Directions for this task -
Rewrite the listing below so that each "console-line" becomes "terminal-line", and change nothing else.

Item position entries -
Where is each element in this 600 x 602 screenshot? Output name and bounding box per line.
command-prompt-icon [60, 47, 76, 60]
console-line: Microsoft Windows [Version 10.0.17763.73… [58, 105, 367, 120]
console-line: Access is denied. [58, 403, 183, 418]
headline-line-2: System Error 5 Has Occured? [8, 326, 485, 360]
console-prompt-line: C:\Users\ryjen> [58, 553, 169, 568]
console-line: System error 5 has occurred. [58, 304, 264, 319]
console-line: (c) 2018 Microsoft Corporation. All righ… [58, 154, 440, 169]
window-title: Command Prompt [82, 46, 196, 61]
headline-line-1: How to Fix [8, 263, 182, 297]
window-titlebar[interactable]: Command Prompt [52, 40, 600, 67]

The result -
Where is each element in this 600 x 602 screenshot? Output name and bounding box per line.
command-prompt-icon [60, 47, 76, 60]
terminal-line: Microsoft Windows [Version 10.0.17763.73… [58, 105, 367, 120]
terminal-line: Access is denied. [58, 403, 183, 418]
headline-line-2: System Error 5 Has Occured? [8, 326, 485, 360]
console-prompt-line: C:\Users\ryjen> [58, 553, 169, 568]
terminal-line: System error 5 has occurred. [58, 304, 264, 319]
terminal-line: (c) 2018 Microsoft Corporation. All righ… [58, 154, 440, 169]
window-title: Command Prompt [82, 46, 196, 61]
headline-line-1: How to Fix [8, 263, 182, 297]
window-titlebar[interactable]: Command Prompt [52, 40, 600, 67]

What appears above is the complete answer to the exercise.